— START —

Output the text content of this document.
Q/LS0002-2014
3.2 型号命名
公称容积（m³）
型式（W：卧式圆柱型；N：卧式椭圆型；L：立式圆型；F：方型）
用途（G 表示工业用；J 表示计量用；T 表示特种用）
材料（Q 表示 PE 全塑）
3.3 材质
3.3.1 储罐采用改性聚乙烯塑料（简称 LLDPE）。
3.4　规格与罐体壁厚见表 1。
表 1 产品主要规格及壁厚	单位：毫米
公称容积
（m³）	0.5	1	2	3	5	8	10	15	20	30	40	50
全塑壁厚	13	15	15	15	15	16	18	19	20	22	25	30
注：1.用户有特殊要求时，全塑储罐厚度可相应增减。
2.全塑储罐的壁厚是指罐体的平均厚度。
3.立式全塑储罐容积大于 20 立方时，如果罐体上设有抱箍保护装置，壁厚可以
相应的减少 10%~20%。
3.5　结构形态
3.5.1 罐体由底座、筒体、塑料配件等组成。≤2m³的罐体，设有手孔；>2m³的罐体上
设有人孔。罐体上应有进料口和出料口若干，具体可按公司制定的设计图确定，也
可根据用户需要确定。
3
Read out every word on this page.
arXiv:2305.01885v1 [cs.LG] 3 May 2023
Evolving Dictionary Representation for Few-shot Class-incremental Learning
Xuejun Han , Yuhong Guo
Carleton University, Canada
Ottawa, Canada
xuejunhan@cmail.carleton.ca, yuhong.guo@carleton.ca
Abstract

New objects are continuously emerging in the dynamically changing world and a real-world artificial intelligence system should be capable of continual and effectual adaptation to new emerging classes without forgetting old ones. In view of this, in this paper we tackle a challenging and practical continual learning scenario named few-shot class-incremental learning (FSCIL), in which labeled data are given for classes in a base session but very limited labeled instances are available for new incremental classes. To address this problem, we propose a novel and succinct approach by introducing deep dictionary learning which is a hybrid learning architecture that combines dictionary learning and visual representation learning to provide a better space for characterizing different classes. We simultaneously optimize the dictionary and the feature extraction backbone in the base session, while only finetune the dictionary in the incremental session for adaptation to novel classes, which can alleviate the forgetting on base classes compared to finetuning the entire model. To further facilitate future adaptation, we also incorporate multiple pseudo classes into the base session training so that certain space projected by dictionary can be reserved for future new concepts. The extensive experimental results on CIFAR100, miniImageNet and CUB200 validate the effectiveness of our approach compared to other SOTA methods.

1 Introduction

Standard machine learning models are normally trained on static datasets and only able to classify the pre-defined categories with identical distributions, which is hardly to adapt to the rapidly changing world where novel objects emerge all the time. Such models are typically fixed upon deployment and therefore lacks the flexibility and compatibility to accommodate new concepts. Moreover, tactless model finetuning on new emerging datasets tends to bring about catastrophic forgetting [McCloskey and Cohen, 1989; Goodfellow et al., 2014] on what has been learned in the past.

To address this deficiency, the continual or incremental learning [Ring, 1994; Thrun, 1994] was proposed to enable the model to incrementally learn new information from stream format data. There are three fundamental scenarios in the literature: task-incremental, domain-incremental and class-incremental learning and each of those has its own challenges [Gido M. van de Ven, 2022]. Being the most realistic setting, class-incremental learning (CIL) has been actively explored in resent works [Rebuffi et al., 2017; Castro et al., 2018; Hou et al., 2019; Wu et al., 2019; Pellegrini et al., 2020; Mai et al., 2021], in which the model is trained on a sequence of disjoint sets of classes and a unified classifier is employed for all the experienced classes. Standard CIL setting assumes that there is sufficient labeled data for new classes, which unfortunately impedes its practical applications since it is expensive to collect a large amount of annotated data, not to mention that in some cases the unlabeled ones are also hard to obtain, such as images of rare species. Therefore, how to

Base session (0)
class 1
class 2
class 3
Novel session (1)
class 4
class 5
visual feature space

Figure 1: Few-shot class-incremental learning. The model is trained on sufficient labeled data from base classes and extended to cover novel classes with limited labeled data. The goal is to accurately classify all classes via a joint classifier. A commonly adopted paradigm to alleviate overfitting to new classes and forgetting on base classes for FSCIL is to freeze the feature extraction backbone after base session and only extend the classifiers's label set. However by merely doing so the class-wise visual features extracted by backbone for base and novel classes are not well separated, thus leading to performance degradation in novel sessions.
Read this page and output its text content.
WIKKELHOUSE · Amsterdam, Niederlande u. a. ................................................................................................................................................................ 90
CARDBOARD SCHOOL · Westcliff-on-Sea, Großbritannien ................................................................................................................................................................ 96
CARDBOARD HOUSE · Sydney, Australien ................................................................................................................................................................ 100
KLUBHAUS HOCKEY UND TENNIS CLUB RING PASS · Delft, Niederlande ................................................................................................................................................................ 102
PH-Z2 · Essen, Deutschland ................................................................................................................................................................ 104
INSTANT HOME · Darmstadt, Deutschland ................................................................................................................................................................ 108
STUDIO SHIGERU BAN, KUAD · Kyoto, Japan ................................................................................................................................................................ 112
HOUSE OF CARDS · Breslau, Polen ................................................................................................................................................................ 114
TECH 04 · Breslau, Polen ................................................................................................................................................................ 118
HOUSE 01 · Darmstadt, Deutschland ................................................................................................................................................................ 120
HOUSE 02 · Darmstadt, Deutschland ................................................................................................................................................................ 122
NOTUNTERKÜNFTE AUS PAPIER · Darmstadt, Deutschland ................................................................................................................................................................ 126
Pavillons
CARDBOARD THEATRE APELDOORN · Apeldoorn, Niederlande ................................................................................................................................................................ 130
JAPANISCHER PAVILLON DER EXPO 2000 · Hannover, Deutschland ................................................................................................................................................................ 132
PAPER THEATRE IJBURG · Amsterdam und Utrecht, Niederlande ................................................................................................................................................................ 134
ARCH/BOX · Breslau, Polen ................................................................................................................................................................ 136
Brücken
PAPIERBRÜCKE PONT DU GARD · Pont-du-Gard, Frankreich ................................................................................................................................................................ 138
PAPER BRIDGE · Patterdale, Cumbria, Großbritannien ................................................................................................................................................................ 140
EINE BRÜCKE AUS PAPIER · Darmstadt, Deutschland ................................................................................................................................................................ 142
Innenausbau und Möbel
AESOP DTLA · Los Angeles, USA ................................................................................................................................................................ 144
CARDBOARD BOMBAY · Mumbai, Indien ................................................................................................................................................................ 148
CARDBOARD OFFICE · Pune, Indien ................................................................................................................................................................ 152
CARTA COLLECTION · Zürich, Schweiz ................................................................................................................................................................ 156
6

— END —

INSTRUCTIONS TO FOLLOW: Repeat each record in full; every line must match exactly.

ANSWER TO THIS TASK:
Output the text content of this document.
Q/LS0002-2014
3.2 型号命名
公称容积（m³）
型式（W：卧式圆柱型；N：卧式椭圆型；L：立式圆型；F：方型）
用途（G 表示工业用；J 表示计量用；T 表示特种用）
材料（Q 表示 PE 全塑）
3.3 材质
3.3.1 储罐采用改性聚乙烯塑料（简称 LLDPE）。
3.4　规格与罐体壁厚见表 1。
表 1 产品主要规格及壁厚	单位：毫米
公称容积
（m³）	0.5	1	2	3	5	8	10	15	20	30	40	50
全塑壁厚	13	15	15	15	15	16	18	19	20	22	25	30
注：1.用户有特殊要求时，全塑储罐厚度可相应增减。
2.全塑储罐的壁厚是指罐体的平均厚度。
3.立式全塑储罐容积大于 20 立方时，如果罐体上设有抱箍保护装置，壁厚可以
相应的减少 10%~20%。
3.5　结构形态
3.5.1 罐体由底座、筒体、塑料配件等组成。≤2m³的罐体，设有手孔；>2m³的罐体上
设有人孔。罐体上应有进料口和出料口若干，具体可按公司制定的设计图确定，也
可根据用户需要确定。
3
Read out every word on this page.
arXiv:2305.01885v1 [cs.LG] 3 May 2023
Evolving Dictionary Representation for Few-shot Class-incremental Learning
Xuejun Han , Yuhong Guo
Carleton University, Canada
Ottawa, Canada
xuejunhan@cmail.carleton.ca, yuhong.guo@carleton.ca
Abstract

New objects are continuously emerging in the dynamically changing world and a real-world artificial intelligence system should be capable of continual and effectual adaptation to new emerging classes without forgetting old ones. In view of this, in this paper we tackle a challenging and practical continual learning scenario named few-shot class-incremental learning (FSCIL), in which labeled data are given for classes in a base session but very limited labeled instances are available for new incremental classes. To address this problem, we propose a novel and succinct approach by introducing deep dictionary learning which is a hybrid learning architecture that combines dictionary learning and visual representation learning to provide a better space for characterizing different classes. We simultaneously optimize the dictionary and the feature extraction backbone in the base session, while only finetune the dictionary in the incremental session for adaptation to novel classes, which can alleviate the forgetting on base classes compared to finetuning the entire model. To further facilitate future adaptation, we also incorporate multiple pseudo classes into the base session training so that certain space projected by dictionary can be reserved for future new concepts. The extensive experimental results on CIFAR100, miniImageNet and CUB200 validate the effectiveness of our approach compared to other SOTA methods.

1 Introduction

Standard machine learning models are normally trained on static datasets and only able to classify the pre-defined categories with identical distributions, which is hardly to adapt to the rapidly changing world where novel objects emerge all the time. Such models are typically fixed upon deployment and therefore lacks the flexibility and compatibility to accommodate new concepts. Moreover, tactless model finetuning on new emerging datasets tends to bring about catastrophic forgetting [McCloskey and Cohen, 1989; Goodfellow et al., 2014] on what has been learned in the past.

To address this deficiency, the continual or incremental learning [Ring, 1994; Thrun, 1994] was proposed to enable the model to incrementally learn new information from stream format data. There are three fundamental scenarios in the literature: task-incremental, domain-incremental and class-incremental learning and each of those has its own challenges [Gido M. van de Ven, 2022]. Being the most realistic setting, class-incremental learning (CIL) has been actively explored in resent works [Rebuffi et al., 2017; Castro et al., 2018; Hou et al., 2019; Wu et al., 2019; Pellegrini et al., 2020; Mai et al., 2021], in which the model is trained on a sequence of disjoint sets of classes and a unified classifier is employed for all the experienced classes. Standard CIL setting assumes that there is sufficient labeled data for new classes, which unfortunately impedes its practical applications since it is expensive to collect a large amount of annotated data, not to mention that in some cases the unlabeled ones are also hard to obtain, such as images of rare species. Therefore, how to

Base session (0)
class 1
class 2
class 3
Novel session (1)
class 4
class 5
visual feature space

Figure 1: Few-shot class-incremental learning. The model is trained on sufficient labeled data from base classes and extended to cover novel classes with limited labeled data. The goal is to accurately classify all classes via a joint classifier. A commonly adopted paradigm to alleviate overfitting to new classes and forgetting on base classes for FSCIL is to freeze the feature extraction backbone after base session and only extend the classifiers's label set. However by merely doing so the class-wise visual features extracted by backbone for base and novel classes are not well separated, thus leading to performance degradation in novel sessions.
Read this page and output its text content.
WIKKELHOUSE · Amsterdam, Niederlande u. a. ................................................................................................................................................................ 90
CARDBOARD SCHOOL · Westcliff-on-Sea, Großbritannien ................................................................................................................................................................ 96
CARDBOARD HOUSE · Sydney, Australien ................................................................................................................................................................ 100
KLUBHAUS HOCKEY UND TENNIS CLUB RING PASS · Delft, Niederlande ................................................................................................................................................................ 102
PH-Z2 · Essen, Deutschland ................................................................................................................................................................ 104
INSTANT HOME · Darmstadt, Deutschland ................................................................................................................................................................ 108
STUDIO SHIGERU BAN, KUAD · Kyoto, Japan ................................................................................................................................................................ 112
HOUSE OF CARDS · Breslau, Polen ................................................................................................................................................................ 114
TECH 04 · Breslau, Polen ................................................................................................................................................................ 118
HOUSE 01 · Darmstadt, Deutschland ................................................................................................................................................................ 120
HOUSE 02 · Darmstadt, Deutschland ................................................................................................................................................................ 122
NOTUNTERKÜNFTE AUS PAPIER · Darmstadt, Deutschland ................................................................................................................................................................ 126
Pavillons
CARDBOARD THEATRE APELDOORN · Apeldoorn, Niederlande ................................................................................................................................................................ 130
JAPANISCHER PAVILLON DER EXPO 2000 · Hannover, Deutschland ................................................................................................................................................................ 132
PAPER THEATRE IJBURG · Amsterdam und Utrecht, Niederlande ................................................................................................................................................................ 134
ARCH/BOX · Breslau, Polen ................................................................................................................................................................ 136
Brücken
PAPIERBRÜCKE PONT DU GARD · Pont-du-Gard, Frankreich ................................................................................................................................................................ 138
PAPER BRIDGE · Patterdale, Cumbria, Großbritannien ................................................................................................................................................................ 140
EINE BRÜCKE AUS PAPIER · Darmstadt, Deutschland ................................................................................................................................................................ 142
Innenausbau und Möbel
AESOP DTLA · Los Angeles, USA ................................................................................................................................................................ 144
CARDBOARD BOMBAY · Mumbai, Indien ................................................................................................................................................................ 148
CARDBOARD OFFICE · Pune, Indien ................................................................................................................................................................ 152
CARTA COLLECTION · Zürich, Schweiz ................................................................................................................................................................ 156
6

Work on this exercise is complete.